The data =
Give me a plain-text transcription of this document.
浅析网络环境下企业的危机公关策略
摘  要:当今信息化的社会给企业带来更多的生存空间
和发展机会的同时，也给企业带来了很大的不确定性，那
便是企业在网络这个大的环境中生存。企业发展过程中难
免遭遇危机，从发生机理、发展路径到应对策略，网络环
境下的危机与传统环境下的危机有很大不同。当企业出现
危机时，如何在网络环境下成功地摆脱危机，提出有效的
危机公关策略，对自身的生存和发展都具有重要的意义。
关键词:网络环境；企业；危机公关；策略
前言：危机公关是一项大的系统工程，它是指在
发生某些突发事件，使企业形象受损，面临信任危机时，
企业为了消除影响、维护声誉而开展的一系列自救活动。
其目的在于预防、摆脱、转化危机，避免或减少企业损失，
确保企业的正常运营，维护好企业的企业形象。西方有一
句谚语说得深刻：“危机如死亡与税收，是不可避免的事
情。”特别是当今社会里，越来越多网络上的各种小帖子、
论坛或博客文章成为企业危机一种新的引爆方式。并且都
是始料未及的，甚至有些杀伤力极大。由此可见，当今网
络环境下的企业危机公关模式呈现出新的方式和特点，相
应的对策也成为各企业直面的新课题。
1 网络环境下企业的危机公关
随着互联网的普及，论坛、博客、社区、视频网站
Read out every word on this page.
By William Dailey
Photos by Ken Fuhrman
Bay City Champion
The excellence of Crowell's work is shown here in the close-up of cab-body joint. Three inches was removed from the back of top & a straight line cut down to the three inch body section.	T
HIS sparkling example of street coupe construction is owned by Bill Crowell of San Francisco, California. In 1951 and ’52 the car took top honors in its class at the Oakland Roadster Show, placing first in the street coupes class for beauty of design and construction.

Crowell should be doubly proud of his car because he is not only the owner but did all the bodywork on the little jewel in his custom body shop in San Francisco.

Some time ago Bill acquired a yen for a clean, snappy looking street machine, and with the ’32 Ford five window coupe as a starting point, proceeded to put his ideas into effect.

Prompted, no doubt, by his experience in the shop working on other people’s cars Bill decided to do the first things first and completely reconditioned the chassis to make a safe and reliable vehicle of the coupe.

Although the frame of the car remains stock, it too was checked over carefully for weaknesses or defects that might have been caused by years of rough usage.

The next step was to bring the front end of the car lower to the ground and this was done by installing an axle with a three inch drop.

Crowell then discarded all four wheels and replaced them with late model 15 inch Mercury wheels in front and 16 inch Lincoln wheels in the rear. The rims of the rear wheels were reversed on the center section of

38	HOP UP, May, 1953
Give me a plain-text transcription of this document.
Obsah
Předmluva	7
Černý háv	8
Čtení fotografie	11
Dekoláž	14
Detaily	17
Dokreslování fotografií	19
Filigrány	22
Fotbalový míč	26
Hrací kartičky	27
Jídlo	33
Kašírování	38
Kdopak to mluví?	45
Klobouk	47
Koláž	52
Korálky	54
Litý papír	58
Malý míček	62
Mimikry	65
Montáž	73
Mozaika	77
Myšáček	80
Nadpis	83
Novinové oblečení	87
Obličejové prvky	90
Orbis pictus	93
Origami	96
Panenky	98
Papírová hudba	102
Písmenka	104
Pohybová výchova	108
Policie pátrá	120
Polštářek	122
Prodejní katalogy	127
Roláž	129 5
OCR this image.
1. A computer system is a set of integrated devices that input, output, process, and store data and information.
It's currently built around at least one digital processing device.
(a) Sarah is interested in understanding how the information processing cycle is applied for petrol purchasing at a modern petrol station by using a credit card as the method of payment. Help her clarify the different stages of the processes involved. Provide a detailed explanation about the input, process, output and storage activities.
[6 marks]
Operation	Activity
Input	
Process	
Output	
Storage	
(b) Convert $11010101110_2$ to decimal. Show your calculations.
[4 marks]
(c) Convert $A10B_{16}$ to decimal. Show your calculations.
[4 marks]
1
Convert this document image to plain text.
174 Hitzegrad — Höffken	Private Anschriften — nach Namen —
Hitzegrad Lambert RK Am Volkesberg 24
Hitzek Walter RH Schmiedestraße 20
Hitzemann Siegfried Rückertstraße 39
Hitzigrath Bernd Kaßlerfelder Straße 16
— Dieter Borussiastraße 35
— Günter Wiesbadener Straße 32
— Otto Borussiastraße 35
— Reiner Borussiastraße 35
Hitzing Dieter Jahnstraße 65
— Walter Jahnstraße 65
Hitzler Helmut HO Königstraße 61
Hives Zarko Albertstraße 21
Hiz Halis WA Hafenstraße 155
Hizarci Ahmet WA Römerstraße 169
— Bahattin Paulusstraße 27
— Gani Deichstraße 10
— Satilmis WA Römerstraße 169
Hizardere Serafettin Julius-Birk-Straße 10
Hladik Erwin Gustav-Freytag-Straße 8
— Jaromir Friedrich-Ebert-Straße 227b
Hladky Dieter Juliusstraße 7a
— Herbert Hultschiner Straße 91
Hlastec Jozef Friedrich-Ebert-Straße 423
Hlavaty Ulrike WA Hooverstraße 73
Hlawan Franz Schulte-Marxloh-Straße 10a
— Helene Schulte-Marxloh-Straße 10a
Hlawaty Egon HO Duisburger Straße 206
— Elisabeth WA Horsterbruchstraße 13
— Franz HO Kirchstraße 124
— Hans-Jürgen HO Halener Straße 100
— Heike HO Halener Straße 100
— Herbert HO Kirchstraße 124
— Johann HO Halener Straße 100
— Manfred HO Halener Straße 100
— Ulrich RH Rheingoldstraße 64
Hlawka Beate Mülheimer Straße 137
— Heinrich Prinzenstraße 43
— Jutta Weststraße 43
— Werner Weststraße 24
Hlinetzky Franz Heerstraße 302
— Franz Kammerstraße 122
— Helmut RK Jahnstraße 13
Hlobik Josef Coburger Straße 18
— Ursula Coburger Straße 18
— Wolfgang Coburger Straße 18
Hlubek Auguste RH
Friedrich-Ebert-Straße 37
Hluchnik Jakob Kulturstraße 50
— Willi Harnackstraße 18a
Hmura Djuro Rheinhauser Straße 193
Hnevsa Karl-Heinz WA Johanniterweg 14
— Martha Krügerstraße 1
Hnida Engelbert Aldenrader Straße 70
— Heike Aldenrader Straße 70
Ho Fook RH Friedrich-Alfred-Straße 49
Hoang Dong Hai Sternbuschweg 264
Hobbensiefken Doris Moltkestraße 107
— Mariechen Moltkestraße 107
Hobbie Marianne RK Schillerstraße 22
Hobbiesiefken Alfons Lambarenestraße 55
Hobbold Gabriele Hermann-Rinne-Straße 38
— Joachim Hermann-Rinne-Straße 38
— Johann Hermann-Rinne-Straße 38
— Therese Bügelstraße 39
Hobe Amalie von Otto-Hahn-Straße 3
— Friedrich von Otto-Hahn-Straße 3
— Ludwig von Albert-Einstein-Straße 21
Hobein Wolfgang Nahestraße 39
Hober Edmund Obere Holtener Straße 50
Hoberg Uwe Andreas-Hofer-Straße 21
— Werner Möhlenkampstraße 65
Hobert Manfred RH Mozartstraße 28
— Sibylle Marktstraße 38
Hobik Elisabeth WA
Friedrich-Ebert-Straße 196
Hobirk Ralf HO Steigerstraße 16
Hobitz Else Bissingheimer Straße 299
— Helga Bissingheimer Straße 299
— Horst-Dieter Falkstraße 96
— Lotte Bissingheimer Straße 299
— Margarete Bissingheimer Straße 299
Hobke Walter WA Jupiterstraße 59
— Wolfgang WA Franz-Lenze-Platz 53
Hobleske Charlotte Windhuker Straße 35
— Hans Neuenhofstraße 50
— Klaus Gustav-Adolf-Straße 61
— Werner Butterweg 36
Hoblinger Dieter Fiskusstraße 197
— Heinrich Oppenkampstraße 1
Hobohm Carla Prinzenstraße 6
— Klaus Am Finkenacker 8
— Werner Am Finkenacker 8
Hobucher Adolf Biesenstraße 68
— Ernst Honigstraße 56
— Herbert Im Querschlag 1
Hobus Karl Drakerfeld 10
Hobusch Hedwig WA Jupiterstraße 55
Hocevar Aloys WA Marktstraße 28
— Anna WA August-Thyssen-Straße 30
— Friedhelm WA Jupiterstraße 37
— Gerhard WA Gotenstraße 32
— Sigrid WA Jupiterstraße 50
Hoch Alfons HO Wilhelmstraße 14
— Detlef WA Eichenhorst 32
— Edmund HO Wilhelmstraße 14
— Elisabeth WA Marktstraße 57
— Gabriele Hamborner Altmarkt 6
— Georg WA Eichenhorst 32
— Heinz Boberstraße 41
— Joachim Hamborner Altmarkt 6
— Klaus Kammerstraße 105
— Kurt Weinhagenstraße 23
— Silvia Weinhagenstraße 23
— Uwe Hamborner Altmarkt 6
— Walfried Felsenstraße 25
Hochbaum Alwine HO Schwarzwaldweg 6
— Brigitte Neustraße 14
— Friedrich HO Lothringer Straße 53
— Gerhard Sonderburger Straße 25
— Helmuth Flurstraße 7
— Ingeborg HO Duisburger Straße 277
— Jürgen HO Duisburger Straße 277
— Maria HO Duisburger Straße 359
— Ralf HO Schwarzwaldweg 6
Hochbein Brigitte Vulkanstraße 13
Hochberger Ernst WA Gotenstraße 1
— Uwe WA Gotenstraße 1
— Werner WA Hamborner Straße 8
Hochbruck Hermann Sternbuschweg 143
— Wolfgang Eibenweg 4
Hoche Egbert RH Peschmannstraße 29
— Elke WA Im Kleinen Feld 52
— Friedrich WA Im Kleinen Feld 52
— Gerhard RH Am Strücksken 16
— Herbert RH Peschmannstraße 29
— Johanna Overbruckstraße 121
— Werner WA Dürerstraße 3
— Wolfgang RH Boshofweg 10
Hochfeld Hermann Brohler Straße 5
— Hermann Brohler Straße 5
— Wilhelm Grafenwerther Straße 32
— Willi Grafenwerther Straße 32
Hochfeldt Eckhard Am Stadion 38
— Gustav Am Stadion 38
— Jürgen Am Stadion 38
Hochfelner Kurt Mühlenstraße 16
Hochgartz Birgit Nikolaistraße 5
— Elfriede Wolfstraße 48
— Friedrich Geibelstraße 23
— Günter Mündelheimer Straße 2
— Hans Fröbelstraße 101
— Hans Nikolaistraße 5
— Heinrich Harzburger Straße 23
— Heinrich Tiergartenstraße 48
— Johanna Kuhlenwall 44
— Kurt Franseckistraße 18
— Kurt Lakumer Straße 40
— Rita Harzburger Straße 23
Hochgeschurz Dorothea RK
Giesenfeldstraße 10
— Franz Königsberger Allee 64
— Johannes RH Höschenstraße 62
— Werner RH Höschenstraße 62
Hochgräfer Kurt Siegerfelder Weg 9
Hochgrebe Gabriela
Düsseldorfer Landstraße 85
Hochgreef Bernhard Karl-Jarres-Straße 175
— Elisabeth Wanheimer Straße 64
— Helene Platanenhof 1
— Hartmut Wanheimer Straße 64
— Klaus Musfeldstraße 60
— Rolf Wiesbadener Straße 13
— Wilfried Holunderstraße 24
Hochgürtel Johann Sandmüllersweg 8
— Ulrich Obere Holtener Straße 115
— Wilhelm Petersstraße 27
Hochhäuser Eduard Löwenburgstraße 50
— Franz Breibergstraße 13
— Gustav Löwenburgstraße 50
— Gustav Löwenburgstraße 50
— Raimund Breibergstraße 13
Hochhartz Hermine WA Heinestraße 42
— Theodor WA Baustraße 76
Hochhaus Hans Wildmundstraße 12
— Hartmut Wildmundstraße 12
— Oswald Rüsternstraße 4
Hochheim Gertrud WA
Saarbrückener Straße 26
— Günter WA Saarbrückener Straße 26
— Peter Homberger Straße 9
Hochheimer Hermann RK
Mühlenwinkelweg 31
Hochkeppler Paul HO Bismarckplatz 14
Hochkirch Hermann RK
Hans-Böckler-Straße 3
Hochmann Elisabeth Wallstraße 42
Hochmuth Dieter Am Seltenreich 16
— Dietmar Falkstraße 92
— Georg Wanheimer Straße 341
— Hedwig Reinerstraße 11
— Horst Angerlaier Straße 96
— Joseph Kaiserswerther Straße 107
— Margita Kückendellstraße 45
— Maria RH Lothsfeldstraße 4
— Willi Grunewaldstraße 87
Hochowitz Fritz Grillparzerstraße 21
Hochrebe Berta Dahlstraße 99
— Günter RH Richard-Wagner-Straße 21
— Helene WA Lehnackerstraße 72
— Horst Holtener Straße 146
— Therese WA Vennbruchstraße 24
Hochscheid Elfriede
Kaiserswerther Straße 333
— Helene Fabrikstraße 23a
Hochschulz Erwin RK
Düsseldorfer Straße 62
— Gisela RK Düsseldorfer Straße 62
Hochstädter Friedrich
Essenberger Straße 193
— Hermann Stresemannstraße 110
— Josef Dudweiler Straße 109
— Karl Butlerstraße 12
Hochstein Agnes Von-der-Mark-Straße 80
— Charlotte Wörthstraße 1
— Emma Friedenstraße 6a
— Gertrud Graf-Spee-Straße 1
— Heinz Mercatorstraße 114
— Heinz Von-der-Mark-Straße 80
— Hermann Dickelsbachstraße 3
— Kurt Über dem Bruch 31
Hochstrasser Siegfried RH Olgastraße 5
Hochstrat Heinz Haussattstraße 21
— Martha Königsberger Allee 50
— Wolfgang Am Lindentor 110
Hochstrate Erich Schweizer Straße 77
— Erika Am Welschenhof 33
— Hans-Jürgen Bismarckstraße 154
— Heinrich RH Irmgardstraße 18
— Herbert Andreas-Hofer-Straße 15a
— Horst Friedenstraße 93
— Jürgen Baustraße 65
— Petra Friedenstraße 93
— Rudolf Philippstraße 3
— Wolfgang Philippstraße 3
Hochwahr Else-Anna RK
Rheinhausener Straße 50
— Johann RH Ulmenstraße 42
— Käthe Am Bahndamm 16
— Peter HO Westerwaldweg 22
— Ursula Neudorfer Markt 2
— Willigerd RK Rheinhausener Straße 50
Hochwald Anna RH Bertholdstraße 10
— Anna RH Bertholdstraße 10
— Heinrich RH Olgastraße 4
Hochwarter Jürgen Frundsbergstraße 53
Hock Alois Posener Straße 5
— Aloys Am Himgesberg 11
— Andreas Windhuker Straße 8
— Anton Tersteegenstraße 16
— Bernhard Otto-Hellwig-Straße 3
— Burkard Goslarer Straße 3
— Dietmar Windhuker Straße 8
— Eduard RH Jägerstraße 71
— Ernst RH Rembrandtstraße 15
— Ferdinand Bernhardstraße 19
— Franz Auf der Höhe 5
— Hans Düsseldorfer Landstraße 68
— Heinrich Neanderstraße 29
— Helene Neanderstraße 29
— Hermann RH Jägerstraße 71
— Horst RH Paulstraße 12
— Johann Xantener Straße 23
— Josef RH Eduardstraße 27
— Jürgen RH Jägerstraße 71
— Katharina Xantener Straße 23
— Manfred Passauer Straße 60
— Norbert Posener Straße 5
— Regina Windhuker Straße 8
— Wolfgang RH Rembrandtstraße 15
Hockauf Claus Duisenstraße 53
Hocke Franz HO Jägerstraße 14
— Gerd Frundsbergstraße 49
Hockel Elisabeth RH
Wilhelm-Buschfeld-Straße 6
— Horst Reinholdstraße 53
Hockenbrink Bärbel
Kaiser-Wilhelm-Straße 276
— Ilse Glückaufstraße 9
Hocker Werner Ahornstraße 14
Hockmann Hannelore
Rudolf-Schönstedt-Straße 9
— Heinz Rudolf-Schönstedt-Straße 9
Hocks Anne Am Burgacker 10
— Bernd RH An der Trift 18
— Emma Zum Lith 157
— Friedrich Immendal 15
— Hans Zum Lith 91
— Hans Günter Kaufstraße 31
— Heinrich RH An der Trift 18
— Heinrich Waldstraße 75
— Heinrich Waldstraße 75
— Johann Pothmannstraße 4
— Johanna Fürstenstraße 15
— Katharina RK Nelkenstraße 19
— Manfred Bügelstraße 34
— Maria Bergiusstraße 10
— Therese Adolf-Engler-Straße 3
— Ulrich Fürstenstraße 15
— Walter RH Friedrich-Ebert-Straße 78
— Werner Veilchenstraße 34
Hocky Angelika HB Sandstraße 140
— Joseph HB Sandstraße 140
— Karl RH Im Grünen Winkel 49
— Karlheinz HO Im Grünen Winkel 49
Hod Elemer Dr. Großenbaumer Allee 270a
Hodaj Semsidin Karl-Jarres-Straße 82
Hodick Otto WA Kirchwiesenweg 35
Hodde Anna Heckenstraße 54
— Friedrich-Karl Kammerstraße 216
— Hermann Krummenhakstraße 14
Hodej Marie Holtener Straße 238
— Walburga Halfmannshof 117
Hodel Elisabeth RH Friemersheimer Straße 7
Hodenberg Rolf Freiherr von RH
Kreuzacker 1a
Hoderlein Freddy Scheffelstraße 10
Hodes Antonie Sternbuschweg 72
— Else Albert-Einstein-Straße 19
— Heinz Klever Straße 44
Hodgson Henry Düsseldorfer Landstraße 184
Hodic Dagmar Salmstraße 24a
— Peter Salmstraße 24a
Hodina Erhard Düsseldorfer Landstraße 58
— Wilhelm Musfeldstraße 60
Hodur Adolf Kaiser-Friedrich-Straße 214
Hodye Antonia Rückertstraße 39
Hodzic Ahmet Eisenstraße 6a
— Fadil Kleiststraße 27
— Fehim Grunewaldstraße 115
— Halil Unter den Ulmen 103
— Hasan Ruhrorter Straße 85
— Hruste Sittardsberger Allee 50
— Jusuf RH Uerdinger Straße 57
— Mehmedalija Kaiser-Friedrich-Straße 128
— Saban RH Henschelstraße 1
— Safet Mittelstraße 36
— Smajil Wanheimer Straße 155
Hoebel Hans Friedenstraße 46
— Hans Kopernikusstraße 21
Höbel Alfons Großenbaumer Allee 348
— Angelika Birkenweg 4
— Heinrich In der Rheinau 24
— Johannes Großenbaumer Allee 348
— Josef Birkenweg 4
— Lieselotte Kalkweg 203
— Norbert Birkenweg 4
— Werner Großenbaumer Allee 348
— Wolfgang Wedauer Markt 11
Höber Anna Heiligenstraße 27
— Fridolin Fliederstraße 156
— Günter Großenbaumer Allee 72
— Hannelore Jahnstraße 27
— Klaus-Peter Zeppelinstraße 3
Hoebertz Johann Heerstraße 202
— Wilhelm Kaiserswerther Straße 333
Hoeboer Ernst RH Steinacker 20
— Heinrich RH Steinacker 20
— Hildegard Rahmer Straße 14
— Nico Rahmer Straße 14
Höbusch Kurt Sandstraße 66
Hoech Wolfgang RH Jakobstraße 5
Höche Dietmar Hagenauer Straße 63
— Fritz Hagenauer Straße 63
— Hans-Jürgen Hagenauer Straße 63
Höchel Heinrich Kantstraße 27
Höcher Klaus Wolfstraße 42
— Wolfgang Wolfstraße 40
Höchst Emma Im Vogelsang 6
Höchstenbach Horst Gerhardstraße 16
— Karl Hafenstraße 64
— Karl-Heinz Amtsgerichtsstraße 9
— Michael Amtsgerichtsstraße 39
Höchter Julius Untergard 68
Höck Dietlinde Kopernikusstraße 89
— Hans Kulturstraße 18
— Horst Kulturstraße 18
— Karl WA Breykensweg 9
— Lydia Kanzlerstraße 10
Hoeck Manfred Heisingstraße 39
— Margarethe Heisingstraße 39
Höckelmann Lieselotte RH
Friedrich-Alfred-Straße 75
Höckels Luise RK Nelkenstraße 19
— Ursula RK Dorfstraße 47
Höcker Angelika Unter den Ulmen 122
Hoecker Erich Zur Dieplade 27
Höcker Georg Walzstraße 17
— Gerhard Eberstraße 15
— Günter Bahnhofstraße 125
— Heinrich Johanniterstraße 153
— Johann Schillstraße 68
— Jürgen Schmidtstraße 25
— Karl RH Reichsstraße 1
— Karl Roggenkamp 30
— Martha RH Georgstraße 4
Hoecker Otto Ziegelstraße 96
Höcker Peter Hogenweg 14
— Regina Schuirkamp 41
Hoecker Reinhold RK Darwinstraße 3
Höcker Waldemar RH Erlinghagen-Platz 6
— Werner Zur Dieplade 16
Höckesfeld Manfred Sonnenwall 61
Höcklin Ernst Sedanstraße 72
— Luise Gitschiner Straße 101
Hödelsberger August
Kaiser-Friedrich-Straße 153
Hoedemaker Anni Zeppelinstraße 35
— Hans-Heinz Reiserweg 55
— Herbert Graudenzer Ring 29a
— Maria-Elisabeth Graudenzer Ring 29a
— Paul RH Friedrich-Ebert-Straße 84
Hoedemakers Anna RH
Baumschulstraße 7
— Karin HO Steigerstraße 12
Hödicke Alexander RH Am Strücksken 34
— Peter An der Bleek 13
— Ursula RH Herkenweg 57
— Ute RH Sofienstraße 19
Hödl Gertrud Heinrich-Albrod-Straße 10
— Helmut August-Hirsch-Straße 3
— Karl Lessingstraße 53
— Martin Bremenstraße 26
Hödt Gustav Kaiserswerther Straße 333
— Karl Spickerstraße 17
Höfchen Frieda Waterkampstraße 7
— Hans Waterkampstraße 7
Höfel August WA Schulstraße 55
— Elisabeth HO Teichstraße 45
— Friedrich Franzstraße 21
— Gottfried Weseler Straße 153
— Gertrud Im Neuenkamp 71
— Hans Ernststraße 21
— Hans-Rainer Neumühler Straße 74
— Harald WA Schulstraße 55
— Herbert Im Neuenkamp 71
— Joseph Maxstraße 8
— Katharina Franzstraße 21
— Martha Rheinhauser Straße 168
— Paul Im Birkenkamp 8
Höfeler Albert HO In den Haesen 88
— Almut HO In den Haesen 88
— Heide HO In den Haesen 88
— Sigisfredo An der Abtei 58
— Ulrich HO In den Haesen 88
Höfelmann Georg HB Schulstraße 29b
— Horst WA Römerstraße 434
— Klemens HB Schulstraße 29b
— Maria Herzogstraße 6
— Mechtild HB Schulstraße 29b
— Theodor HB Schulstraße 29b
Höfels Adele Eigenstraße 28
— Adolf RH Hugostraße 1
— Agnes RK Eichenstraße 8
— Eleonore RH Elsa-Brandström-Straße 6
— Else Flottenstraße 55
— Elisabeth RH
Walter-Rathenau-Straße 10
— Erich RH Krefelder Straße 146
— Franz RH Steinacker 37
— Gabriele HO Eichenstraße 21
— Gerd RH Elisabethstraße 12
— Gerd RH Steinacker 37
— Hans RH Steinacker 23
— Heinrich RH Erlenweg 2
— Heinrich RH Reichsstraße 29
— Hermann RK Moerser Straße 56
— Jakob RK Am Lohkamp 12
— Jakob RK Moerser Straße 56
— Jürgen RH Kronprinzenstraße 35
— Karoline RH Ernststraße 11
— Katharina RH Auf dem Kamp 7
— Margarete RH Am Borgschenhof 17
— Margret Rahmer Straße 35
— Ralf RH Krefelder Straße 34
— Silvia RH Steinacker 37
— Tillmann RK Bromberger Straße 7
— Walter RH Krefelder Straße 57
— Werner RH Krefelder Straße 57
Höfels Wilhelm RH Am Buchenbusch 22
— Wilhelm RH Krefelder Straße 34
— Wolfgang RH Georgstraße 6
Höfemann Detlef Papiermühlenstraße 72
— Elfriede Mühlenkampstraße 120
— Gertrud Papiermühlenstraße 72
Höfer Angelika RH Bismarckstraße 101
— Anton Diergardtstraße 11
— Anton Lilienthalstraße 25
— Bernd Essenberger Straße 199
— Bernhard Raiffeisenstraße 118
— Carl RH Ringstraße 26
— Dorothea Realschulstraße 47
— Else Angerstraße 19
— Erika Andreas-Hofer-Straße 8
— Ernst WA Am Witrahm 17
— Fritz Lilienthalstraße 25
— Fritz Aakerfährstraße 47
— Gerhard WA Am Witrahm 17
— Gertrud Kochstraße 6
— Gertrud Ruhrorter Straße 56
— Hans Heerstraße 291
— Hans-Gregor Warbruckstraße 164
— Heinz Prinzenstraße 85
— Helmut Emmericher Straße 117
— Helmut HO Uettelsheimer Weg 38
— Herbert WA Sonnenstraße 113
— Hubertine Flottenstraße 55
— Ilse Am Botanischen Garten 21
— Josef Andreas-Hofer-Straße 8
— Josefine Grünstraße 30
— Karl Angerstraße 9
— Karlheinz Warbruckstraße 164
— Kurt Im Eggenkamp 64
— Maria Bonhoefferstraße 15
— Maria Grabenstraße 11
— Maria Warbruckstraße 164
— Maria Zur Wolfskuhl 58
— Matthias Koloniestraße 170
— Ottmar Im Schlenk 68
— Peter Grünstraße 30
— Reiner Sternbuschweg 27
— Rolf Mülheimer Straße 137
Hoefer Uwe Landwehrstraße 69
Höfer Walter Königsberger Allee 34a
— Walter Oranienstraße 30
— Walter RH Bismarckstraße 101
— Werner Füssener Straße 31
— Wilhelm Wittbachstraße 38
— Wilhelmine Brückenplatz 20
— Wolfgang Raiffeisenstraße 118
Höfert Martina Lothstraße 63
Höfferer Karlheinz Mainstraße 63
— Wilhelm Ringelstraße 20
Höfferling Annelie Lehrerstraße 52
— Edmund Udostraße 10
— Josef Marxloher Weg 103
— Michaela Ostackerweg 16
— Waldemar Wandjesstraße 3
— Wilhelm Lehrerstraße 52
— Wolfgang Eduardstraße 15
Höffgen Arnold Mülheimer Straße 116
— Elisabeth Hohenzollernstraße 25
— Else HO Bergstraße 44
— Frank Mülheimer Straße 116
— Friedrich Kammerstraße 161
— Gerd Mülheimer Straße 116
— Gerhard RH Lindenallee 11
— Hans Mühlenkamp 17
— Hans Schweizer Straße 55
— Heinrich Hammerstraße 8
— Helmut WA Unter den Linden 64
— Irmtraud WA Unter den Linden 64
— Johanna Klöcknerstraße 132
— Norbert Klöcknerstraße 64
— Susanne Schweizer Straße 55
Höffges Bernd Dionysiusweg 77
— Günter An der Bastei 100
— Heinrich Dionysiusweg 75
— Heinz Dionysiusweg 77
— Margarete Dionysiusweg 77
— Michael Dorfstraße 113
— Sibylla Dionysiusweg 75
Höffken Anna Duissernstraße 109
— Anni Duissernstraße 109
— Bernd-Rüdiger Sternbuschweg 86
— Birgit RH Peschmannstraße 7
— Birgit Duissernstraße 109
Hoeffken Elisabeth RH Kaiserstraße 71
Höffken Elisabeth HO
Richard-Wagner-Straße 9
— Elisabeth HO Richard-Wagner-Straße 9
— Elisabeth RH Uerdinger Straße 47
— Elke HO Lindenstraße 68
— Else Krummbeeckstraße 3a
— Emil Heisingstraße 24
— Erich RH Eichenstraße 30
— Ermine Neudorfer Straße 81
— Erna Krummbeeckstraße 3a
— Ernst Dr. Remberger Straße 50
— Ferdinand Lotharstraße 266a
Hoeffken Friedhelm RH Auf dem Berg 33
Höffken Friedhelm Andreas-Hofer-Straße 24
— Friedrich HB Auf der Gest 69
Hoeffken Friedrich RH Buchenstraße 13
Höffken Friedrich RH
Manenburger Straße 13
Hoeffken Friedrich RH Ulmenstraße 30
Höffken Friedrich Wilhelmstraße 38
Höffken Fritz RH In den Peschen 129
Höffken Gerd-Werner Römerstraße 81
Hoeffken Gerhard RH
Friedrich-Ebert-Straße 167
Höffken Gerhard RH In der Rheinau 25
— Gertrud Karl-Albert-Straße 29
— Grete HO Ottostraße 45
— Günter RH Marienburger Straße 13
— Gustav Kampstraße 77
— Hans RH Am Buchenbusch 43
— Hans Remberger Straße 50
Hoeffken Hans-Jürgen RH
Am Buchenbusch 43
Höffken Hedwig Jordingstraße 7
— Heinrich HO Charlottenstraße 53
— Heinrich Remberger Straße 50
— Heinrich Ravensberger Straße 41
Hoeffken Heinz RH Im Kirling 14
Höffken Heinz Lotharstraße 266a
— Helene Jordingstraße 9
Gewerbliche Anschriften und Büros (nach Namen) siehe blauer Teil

What you are asked to do = Using the records above, say how many lines include the string "Detlef". Only the number is wanted.

The solution = 2